TO DO:
Transcribe all the entries word for word, skipping the pictures.

DATA EXCERPTS:
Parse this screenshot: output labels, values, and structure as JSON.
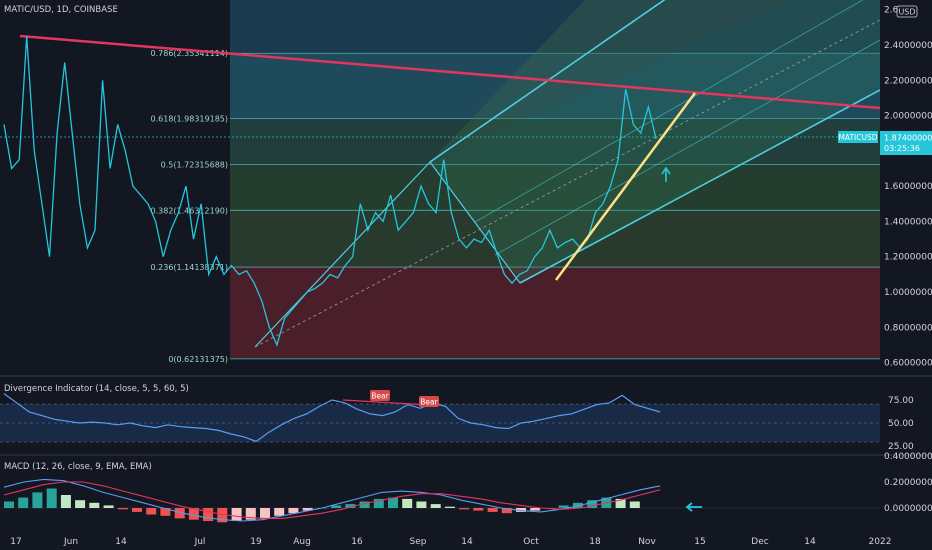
{
  "header": {
    "title": "MATIC/USD, 1D, COINBASE",
    "currency_badge": "USD"
  },
  "price_tag": {
    "symbol": "MATICUSD",
    "price": "1.87400000",
    "countdown": "03:25:36"
  },
  "colors": {
    "background": "#131722",
    "price_line": "#26c6da",
    "trend_line": "#e2365e",
    "channel": "#4dd0e1",
    "highlight_line": "#ffe082",
    "fib_line": "#4dd0c8",
    "red_zone": "#5d1f2b"
  },
  "fib_levels": [
    {
      "label": "0.786(2.35341114)",
      "value": 2.3534
    },
    {
      "label": "0.618(1.98319185)",
      "value": 1.9832
    },
    {
      "label": "0.5(1.72315688)",
      "value": 1.7232
    },
    {
      "label": "0.382(1.46312190)",
      "value": 1.4631
    },
    {
      "label": "0.236(1.14138371)",
      "value": 1.1414
    },
    {
      "label": "0(0.62131375)",
      "value": 0.6213
    }
  ],
  "chart_data": [
    {
      "type": "line",
      "x_ticks": [
        "17",
        "Jun",
        "14",
        "Jul",
        "19",
        "Aug",
        "16",
        "Sep",
        "14",
        "Oct",
        "18",
        "Nov",
        "15",
        "Dec",
        "14",
        "2022"
      ],
      "y_ticks": [
        "2.6",
        "2.40000000",
        "2.20000000",
        "2.00000000",
        "1.80000000",
        "1.60000000",
        "1.40000000",
        "1.20000000",
        "1.00000000",
        "0.80000000",
        "0.60000000"
      ],
      "ylim": [
        0.6,
        2.6
      ],
      "series": [
        {
          "name": "MATIC/USD",
          "values": [
            1.95,
            1.7,
            1.75,
            2.45,
            1.8,
            1.5,
            1.2,
            1.9,
            2.3,
            1.9,
            1.5,
            1.25,
            1.35,
            2.2,
            1.7,
            1.95,
            1.8,
            1.6,
            1.55,
            1.5,
            1.4,
            1.2,
            1.35,
            1.45,
            1.6,
            1.3,
            1.5,
            1.1,
            1.2,
            1.1,
            1.15,
            1.1,
            1.12,
            1.05,
            0.95,
            0.8,
            0.7,
            0.85,
            0.9,
            0.95,
            1.0,
            1.02,
            1.05,
            1.1,
            1.08,
            1.15,
            1.2,
            1.5,
            1.35,
            1.45,
            1.4,
            1.55,
            1.35,
            1.4,
            1.45,
            1.6,
            1.5,
            1.45,
            1.75,
            1.45,
            1.3,
            1.25,
            1.3,
            1.28,
            1.35,
            1.22,
            1.1,
            1.05,
            1.1,
            1.12,
            1.2,
            1.25,
            1.35,
            1.25,
            1.28,
            1.3,
            1.25,
            1.3,
            1.45,
            1.5,
            1.6,
            1.75,
            2.15,
            1.95,
            1.9,
            2.05,
            1.87
          ]
        }
      ],
      "annotations": [
        "0.786(2.35341114)",
        "0.618(1.98319185)",
        "0.5(1.72315688)",
        "0.382(1.46312190)",
        "0.236(1.14138371)",
        "0(0.62131375)"
      ]
    },
    {
      "type": "line",
      "title": "Divergence Indicator (14, close, 5, 5, 60, 5)",
      "y_ticks": [
        "75.00",
        "50.00",
        "25.00"
      ],
      "ylim": [
        20,
        90
      ],
      "series": [
        {
          "name": "Divergence",
          "values": [
            82,
            72,
            62,
            58,
            54,
            52,
            50,
            51,
            50,
            48,
            50,
            47,
            45,
            48,
            46,
            45,
            44,
            42,
            38,
            35,
            30,
            40,
            48,
            55,
            60,
            68,
            75,
            72,
            65,
            60,
            58,
            62,
            70,
            66,
            72,
            68,
            55,
            50,
            48,
            45,
            44,
            50,
            52,
            55,
            58,
            60,
            65,
            70,
            72,
            80,
            70,
            66,
            62
          ]
        }
      ],
      "markers": [
        "Bear",
        "Bear"
      ]
    },
    {
      "type": "bar",
      "title": "MACD (12, 26, close, 9, EMA, EMA)",
      "y_ticks": [
        "0.40000000",
        "0.20000000",
        "0.00000000"
      ],
      "ylim": [
        -0.15,
        0.4
      ],
      "histogram": [
        0.05,
        0.08,
        0.12,
        0.15,
        0.1,
        0.06,
        0.04,
        0.02,
        -0.01,
        -0.03,
        -0.05,
        -0.06,
        -0.08,
        -0.09,
        -0.1,
        -0.11,
        -0.1,
        -0.09,
        -0.08,
        -0.06,
        -0.04,
        -0.02,
        0.0,
        0.02,
        0.03,
        0.05,
        0.07,
        0.08,
        0.07,
        0.05,
        0.03,
        0.01,
        -0.01,
        -0.02,
        -0.03,
        -0.04,
        -0.03,
        -0.02,
        0.0,
        0.02,
        0.04,
        0.06,
        0.08,
        0.07,
        0.05
      ],
      "series": [
        {
          "name": "MACD",
          "values": [
            0.16,
            0.2,
            0.22,
            0.21,
            0.17,
            0.12,
            0.08,
            0.04,
            0.0,
            -0.04,
            -0.07,
            -0.09,
            -0.1,
            -0.09,
            -0.06,
            -0.03,
            0.0,
            0.04,
            0.08,
            0.12,
            0.13,
            0.12,
            0.1,
            0.06,
            0.03,
            0.0,
            -0.02,
            -0.03,
            -0.01,
            0.02,
            0.06,
            0.1,
            0.14,
            0.17
          ]
        },
        {
          "name": "Signal",
          "values": [
            0.1,
            0.14,
            0.18,
            0.2,
            0.2,
            0.17,
            0.13,
            0.09,
            0.05,
            0.01,
            -0.02,
            -0.05,
            -0.07,
            -0.08,
            -0.08,
            -0.06,
            -0.04,
            -0.01,
            0.03,
            0.06,
            0.09,
            0.11,
            0.11,
            0.09,
            0.07,
            0.04,
            0.02,
            0.0,
            -0.01,
            0.0,
            0.03,
            0.06,
            0.1,
            0.14
          ]
        }
      ]
    }
  ]
}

CORRECT RESULT:
Parse this screenshot: output labels, values, and structure as JSON.
{
  "header": {
    "title": "MATIC/USD, 1D, COINBASE",
    "currency_badge": "USD"
  },
  "price_tag": {
    "symbol": "MATICUSD",
    "price": "1.87400000",
    "countdown": "03:25:36"
  },
  "colors": {
    "background": "#131722",
    "price_line": "#26c6da",
    "trend_line": "#e2365e",
    "channel": "#4dd0e1",
    "highlight_line": "#ffe082",
    "fib_line": "#4dd0c8",
    "red_zone": "#5d1f2b"
  },
  "fib_levels": [
    {
      "label": "0.786(2.35341114)",
      "value": 2.3534
    },
    {
      "label": "0.618(1.98319185)",
      "value": 1.9832
    },
    {
      "label": "0.5(1.72315688)",
      "value": 1.7232
    },
    {
      "label": "0.382(1.46312190)",
      "value": 1.4631
    },
    {
      "label": "0.236(1.14138371)",
      "value": 1.1414
    },
    {
      "label": "0(0.62131375)",
      "value": 0.6213
    }
  ],
  "chart_data": [
    {
      "type": "line",
      "x_ticks": [
        "17",
        "Jun",
        "14",
        "Jul",
        "19",
        "Aug",
        "16",
        "Sep",
        "14",
        "Oct",
        "18",
        "Nov",
        "15",
        "Dec",
        "14",
        "2022"
      ],
      "y_ticks": [
        "2.6",
        "2.40000000",
        "2.20000000",
        "2.00000000",
        "1.80000000",
        "1.60000000",
        "1.40000000",
        "1.20000000",
        "1.00000000",
        "0.80000000",
        "0.60000000"
      ],
      "ylim": [
        0.6,
        2.6
      ],
      "series": [
        {
          "name": "MATIC/USD",
          "values": [
            1.95,
            1.7,
            1.75,
            2.45,
            1.8,
            1.5,
            1.2,
            1.9,
            2.3,
            1.9,
            1.5,
            1.25,
            1.35,
            2.2,
            1.7,
            1.95,
            1.8,
            1.6,
            1.55,
            1.5,
            1.4,
            1.2,
            1.35,
            1.45,
            1.6,
            1.3,
            1.5,
            1.1,
            1.2,
            1.1,
            1.15,
            1.1,
            1.12,
            1.05,
            0.95,
            0.8,
            0.7,
            0.85,
            0.9,
            0.95,
            1.0,
            1.02,
            1.05,
            1.1,
            1.08,
            1.15,
            1.2,
            1.5,
            1.35,
            1.45,
            1.4,
            1.55,
            1.35,
            1.4,
            1.45,
            1.6,
            1.5,
            1.45,
            1.75,
            1.45,
            1.3,
            1.25,
            1.3,
            1.28,
            1.35,
            1.22,
            1.1,
            1.05,
            1.1,
            1.12,
            1.2,
            1.25,
            1.35,
            1.25,
            1.28,
            1.3,
            1.25,
            1.3,
            1.45,
            1.5,
            1.6,
            1.75,
            2.15,
            1.95,
            1.9,
            2.05,
            1.87
          ]
        }
      ],
      "annotations": [
        "0.786(2.35341114)",
        "0.618(1.98319185)",
        "0.5(1.72315688)",
        "0.382(1.46312190)",
        "0.236(1.14138371)",
        "0(0.62131375)"
      ]
    },
    {
      "type": "line",
      "title": "Divergence Indicator (14, close, 5, 5, 60, 5)",
      "y_ticks": [
        "75.00",
        "50.00",
        "25.00"
      ],
      "ylim": [
        20,
        90
      ],
      "series": [
        {
          "name": "Divergence",
          "values": [
            82,
            72,
            62,
            58,
            54,
            52,
            50,
            51,
            50,
            48,
            50,
            47,
            45,
            48,
            46,
            45,
            44,
            42,
            38,
            35,
            30,
            40,
            48,
            55,
            60,
            68,
            75,
            72,
            65,
            60,
            58,
            62,
            70,
            66,
            72,
            68,
            55,
            50,
            48,
            45,
            44,
            50,
            52,
            55,
            58,
            60,
            65,
            70,
            72,
            80,
            70,
            66,
            62
          ]
        }
      ],
      "markers": [
        "Bear",
        "Bear"
      ]
    },
    {
      "type": "bar",
      "title": "MACD (12, 26, close, 9, EMA, EMA)",
      "y_ticks": [
        "0.40000000",
        "0.20000000",
        "0.00000000"
      ],
      "ylim": [
        -0.15,
        0.4
      ],
      "histogram": [
        0.05,
        0.08,
        0.12,
        0.15,
        0.1,
        0.06,
        0.04,
        0.02,
        -0.01,
        -0.03,
        -0.05,
        -0.06,
        -0.08,
        -0.09,
        -0.1,
        -0.11,
        -0.1,
        -0.09,
        -0.08,
        -0.06,
        -0.04,
        -0.02,
        0.0,
        0.02,
        0.03,
        0.05,
        0.07,
        0.08,
        0.07,
        0.05,
        0.03,
        0.01,
        -0.01,
        -0.02,
        -0.03,
        -0.04,
        -0.03,
        -0.02,
        0.0,
        0.02,
        0.04,
        0.06,
        0.08,
        0.07,
        0.05
      ],
      "series": [
        {
          "name": "MACD",
          "values": [
            0.16,
            0.2,
            0.22,
            0.21,
            0.17,
            0.12,
            0.08,
            0.04,
            0.0,
            -0.04,
            -0.07,
            -0.09,
            -0.1,
            -0.09,
            -0.06,
            -0.03,
            0.0,
            0.04,
            0.08,
            0.12,
            0.13,
            0.12,
            0.1,
            0.06,
            0.03,
            0.0,
            -0.02,
            -0.03,
            -0.01,
            0.02,
            0.06,
            0.1,
            0.14,
            0.17
          ]
        },
        {
          "name": "Signal",
          "values": [
            0.1,
            0.14,
            0.18,
            0.2,
            0.2,
            0.17,
            0.13,
            0.09,
            0.05,
            0.01,
            -0.02,
            -0.05,
            -0.07,
            -0.08,
            -0.08,
            -0.06,
            -0.04,
            -0.01,
            0.03,
            0.06,
            0.09,
            0.11,
            0.11,
            0.09,
            0.07,
            0.04,
            0.02,
            0.0,
            -0.01,
            0.0,
            0.03,
            0.06,
            0.1,
            0.14
          ]
        }
      ]
    }
  ]
}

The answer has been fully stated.